-------- RECORDS TO PROCESS --------
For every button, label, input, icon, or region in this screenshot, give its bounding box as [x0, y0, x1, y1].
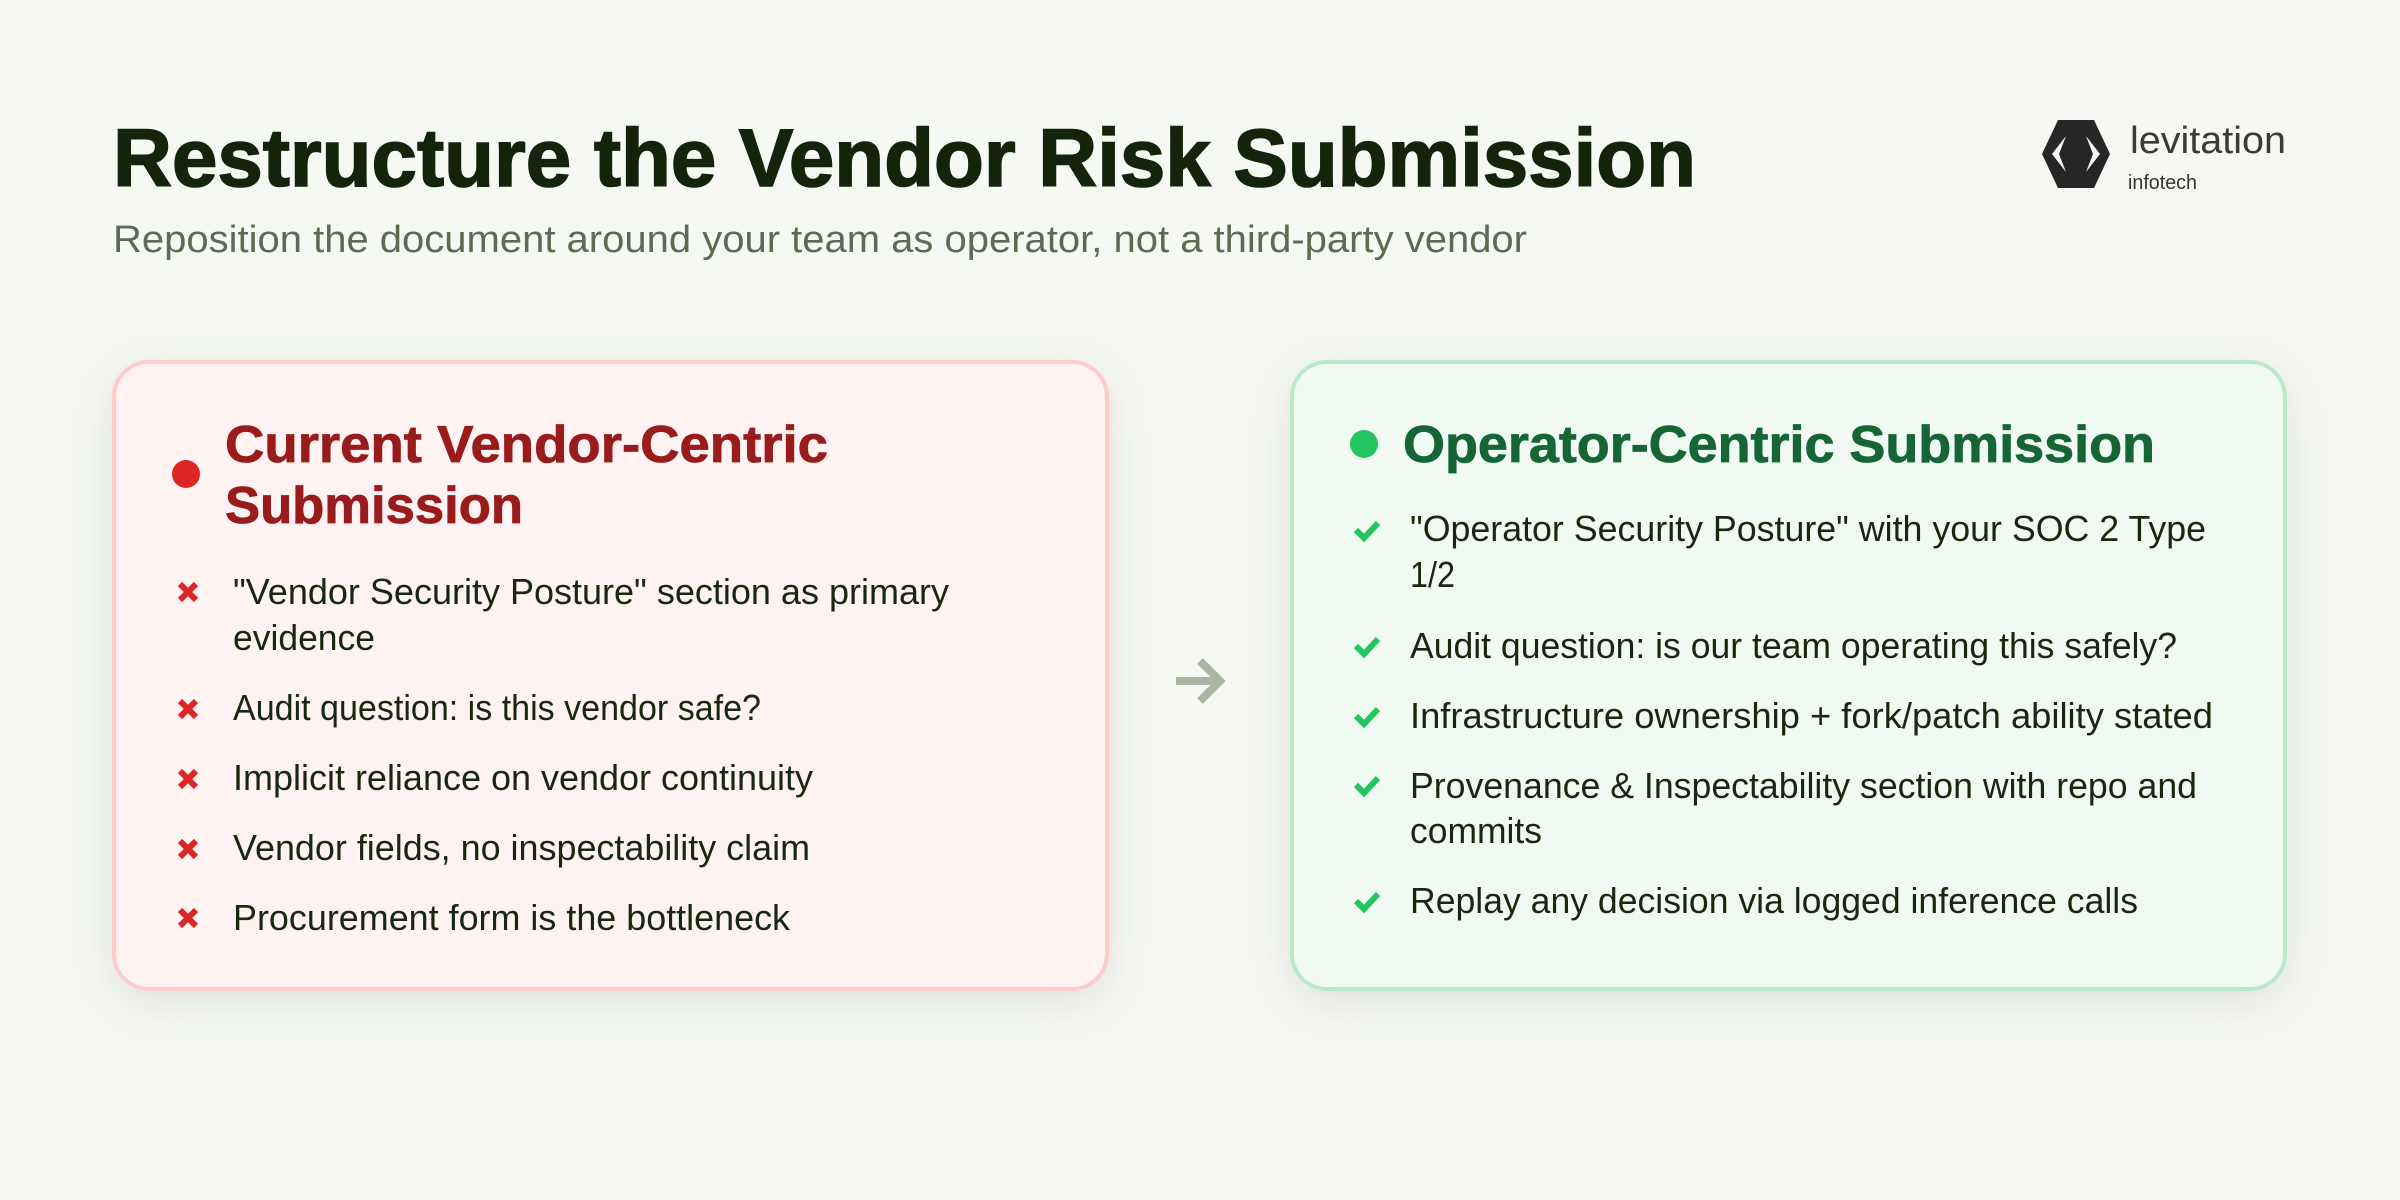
panel heading: Submission [225, 477, 523, 535]
logo wordmark: levitation [2130, 120, 2286, 162]
icon: hexagon logo mark [2042, 120, 2110, 188]
title: Restructure the Vendor Risk Submission [113, 113, 1696, 204]
logo tagline: infotech [2128, 172, 2197, 194]
item 1: "Vendor Security Posture" section as primary [233, 571, 949, 612]
panel background [114, 362, 1107, 989]
item 4: Provenance & Inspectability section with repo and [1410, 765, 2197, 806]
item 4: Vendor fields, no inspectability claim [233, 827, 810, 868]
item 1 [180, 571, 949, 658]
item 1: "Operator Security Posture" with your SOC 2 Type [1410, 508, 2206, 549]
status dot red [172, 460, 200, 488]
arrow [1176, 661, 1220, 701]
item 3: Implicit reliance on vendor continuity [233, 757, 813, 798]
item 4 [1356, 765, 2197, 851]
panel: current vendor-centric submission [114, 362, 1107, 989]
logo: levitation infotech [2042, 120, 2286, 194]
item 5: Procurement form is the bottleneck [233, 897, 791, 938]
panel heading: Current Vendor-Centric [225, 416, 828, 474]
item 2: Audit question: is our team operating this safely? [1410, 625, 2177, 666]
item 1: evidence [233, 617, 375, 658]
panel heading: Operator-Centric Submission [1403, 416, 2155, 474]
panel background [1292, 362, 2285, 989]
panel: operator-centric submission [1292, 362, 2285, 989]
status dot green [1350, 430, 1378, 458]
item 4: commits [1410, 810, 1542, 851]
subtitle: Reposition the document around your team as operator, not a third-party vendor [113, 219, 1527, 261]
item 1: 1/2 [1410, 554, 1455, 595]
item 5: Replay any decision via logged inference calls [1410, 880, 2138, 921]
item 2: Audit question: is this vendor safe? [233, 687, 761, 728]
item 3: Infrastructure ownership + fork/patch ability stated [1410, 695, 2213, 736]
item 1 [1356, 508, 2206, 595]
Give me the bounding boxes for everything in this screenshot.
--------
◆ **STATED EXERCISE**: Copy every line of the records above exactly as it appears, leaving out the pictures.

◆ **COMPLETE OUTPUT**:
For every button, label, input, icon, or region in this screenshot, give its bounding box as [x0, y0, x1, y1].
panel heading: Submission [225, 477, 523, 535]
logo wordmark: levitation [2130, 120, 2286, 162]
icon: hexagon logo mark [2042, 120, 2110, 188]
title: Restructure the Vendor Risk Submission [113, 113, 1696, 204]
logo tagline: infotech [2128, 172, 2197, 194]
item 1: "Vendor Security Posture" section as primary [233, 571, 949, 612]
panel background [114, 362, 1107, 989]
item 4: Provenance & Inspectability section with repo and [1410, 765, 2197, 806]
item 4: Vendor fields, no inspectability claim [233, 827, 810, 868]
item 1 [180, 571, 949, 658]
item 1: "Operator Security Posture" with your SOC 2 Type [1410, 508, 2206, 549]
status dot red [172, 460, 200, 488]
arrow [1176, 661, 1220, 701]
item 3: Implicit reliance on vendor continuity [233, 757, 813, 798]
item 4 [1356, 765, 2197, 851]
panel: current vendor-centric submission [114, 362, 1107, 989]
logo: levitation infotech [2042, 120, 2286, 194]
item 5: Procurement form is the bottleneck [233, 897, 791, 938]
panel heading: Current Vendor-Centric [225, 416, 828, 474]
item 2: Audit question: is our team operating this safely? [1410, 625, 2177, 666]
item 1: evidence [233, 617, 375, 658]
panel heading: Operator-Centric Submission [1403, 416, 2155, 474]
panel background [1292, 362, 2285, 989]
panel: operator-centric submission [1292, 362, 2285, 989]
status dot green [1350, 430, 1378, 458]
item 4: commits [1410, 810, 1542, 851]
subtitle: Reposition the document around your team as operator, not a third-party vendor [113, 219, 1527, 261]
item 1: 1/2 [1410, 554, 1455, 595]
item 5: Replay any decision via logged inference calls [1410, 880, 2138, 921]
item 2: Audit question: is this vendor safe? [233, 687, 761, 728]
item 3: Infrastructure ownership + fork/patch ability stated [1410, 695, 2213, 736]
item 1 [1356, 508, 2206, 595]
Give me the bounding boxes for everything in this screenshot.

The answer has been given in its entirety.